BEGIN Listed records

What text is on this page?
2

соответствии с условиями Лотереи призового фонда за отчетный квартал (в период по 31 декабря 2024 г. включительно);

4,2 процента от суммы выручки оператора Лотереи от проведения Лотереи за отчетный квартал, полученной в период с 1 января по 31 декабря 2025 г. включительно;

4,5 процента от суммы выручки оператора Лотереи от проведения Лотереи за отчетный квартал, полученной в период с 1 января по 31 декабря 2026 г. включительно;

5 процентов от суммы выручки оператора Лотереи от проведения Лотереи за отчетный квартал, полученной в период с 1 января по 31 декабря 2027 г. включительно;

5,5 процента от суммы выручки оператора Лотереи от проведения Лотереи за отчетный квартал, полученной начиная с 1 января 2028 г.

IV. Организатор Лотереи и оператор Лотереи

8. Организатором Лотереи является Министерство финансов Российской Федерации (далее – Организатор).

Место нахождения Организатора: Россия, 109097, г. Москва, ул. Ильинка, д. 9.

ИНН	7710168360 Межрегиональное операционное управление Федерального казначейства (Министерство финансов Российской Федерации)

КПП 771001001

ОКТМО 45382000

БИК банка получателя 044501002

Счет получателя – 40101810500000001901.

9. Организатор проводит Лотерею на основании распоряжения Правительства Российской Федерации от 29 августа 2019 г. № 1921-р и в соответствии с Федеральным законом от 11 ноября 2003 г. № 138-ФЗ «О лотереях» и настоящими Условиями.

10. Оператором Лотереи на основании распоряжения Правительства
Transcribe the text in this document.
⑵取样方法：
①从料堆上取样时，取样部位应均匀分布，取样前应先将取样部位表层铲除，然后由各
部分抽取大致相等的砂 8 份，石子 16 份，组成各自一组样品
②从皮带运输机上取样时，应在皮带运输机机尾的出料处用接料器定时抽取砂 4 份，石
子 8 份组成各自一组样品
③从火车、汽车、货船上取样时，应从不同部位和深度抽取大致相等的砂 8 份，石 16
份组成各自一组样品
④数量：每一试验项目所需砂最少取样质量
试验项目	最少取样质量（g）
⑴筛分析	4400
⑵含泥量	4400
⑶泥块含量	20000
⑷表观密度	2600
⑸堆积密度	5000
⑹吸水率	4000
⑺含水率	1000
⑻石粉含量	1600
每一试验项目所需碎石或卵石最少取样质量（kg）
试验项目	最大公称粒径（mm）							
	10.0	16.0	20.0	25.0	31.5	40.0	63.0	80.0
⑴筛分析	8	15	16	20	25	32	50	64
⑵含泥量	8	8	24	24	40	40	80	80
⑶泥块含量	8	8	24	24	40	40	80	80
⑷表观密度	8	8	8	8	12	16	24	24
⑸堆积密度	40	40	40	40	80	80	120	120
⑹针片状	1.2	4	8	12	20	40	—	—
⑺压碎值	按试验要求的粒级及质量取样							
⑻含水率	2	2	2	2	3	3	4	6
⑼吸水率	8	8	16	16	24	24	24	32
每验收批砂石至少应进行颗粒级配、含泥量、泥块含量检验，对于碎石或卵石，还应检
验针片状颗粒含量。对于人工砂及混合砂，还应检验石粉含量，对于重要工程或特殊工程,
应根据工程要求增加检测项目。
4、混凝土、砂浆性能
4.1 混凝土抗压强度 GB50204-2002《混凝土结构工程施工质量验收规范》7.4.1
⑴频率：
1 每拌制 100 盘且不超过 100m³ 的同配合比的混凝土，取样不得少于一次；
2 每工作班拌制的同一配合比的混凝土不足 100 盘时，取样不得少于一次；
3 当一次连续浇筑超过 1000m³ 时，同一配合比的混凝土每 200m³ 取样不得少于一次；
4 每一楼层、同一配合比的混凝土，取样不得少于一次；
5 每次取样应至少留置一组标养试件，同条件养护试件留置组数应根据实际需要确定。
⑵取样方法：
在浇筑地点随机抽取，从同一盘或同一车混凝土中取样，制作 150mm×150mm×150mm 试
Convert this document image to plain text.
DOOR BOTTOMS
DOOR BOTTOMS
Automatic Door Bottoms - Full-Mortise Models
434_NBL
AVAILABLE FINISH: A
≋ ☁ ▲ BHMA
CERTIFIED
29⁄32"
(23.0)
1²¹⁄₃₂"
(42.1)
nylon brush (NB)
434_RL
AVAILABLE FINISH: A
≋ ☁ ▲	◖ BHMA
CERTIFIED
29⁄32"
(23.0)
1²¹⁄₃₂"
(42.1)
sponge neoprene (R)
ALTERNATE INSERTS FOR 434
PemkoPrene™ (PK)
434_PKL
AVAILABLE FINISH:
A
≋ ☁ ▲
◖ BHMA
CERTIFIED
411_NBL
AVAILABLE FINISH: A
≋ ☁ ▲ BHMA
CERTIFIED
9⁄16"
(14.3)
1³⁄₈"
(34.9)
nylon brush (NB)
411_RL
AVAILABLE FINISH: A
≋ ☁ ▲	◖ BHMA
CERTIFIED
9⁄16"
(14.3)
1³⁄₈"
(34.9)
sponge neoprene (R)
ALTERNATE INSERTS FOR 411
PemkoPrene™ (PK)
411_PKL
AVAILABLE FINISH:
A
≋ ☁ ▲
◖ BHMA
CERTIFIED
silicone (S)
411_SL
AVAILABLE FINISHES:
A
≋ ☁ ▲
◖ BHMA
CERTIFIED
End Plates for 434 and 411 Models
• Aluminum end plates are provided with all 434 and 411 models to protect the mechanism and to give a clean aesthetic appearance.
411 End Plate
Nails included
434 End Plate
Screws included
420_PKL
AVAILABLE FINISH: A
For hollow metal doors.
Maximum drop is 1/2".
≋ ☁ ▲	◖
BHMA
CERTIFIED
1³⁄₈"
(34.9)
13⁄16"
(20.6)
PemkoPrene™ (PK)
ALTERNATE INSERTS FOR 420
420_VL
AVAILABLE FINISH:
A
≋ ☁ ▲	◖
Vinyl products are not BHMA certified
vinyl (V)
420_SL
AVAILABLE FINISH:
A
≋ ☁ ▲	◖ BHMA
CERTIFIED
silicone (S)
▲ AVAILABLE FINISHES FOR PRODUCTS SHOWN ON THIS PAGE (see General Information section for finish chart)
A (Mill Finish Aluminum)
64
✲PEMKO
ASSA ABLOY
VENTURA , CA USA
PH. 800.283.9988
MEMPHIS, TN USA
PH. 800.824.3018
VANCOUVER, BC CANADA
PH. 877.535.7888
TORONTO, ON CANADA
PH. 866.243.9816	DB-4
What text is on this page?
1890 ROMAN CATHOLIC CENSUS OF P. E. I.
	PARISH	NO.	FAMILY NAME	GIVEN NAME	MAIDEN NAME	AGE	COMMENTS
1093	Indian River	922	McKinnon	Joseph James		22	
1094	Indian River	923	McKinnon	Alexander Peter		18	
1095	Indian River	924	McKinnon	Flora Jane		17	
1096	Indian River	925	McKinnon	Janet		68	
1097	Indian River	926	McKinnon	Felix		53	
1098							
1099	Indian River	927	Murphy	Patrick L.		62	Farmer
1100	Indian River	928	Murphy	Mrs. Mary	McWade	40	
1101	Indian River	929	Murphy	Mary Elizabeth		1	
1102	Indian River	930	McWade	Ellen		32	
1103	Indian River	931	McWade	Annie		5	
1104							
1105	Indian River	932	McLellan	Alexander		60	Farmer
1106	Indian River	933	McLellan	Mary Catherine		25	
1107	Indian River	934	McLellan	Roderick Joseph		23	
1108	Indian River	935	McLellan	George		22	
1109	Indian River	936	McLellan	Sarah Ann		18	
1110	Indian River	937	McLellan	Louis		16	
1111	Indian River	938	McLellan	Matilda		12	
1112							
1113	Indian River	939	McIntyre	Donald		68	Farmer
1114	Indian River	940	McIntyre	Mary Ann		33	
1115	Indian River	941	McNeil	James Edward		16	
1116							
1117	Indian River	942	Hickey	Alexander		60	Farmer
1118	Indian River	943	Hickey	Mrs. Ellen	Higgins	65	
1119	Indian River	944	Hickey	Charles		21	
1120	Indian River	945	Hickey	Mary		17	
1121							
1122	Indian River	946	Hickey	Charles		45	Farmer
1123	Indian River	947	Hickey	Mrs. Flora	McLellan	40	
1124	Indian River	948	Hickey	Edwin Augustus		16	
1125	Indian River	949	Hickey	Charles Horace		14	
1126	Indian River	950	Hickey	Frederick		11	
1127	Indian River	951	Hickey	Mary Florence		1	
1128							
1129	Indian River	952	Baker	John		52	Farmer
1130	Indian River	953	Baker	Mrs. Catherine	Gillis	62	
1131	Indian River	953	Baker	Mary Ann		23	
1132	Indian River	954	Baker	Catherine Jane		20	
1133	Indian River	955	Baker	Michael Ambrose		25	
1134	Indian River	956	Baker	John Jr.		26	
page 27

END Listed records

_Task statement:_ Pick out and copy the lines of the material that include the word "Aluminum".

_Response to the exercise:_
• Aluminum end plates are provided with all 434 and 411 models to protect the mechanism and to give a clean aesthetic appearance.
A (Mill Finish Aluminum)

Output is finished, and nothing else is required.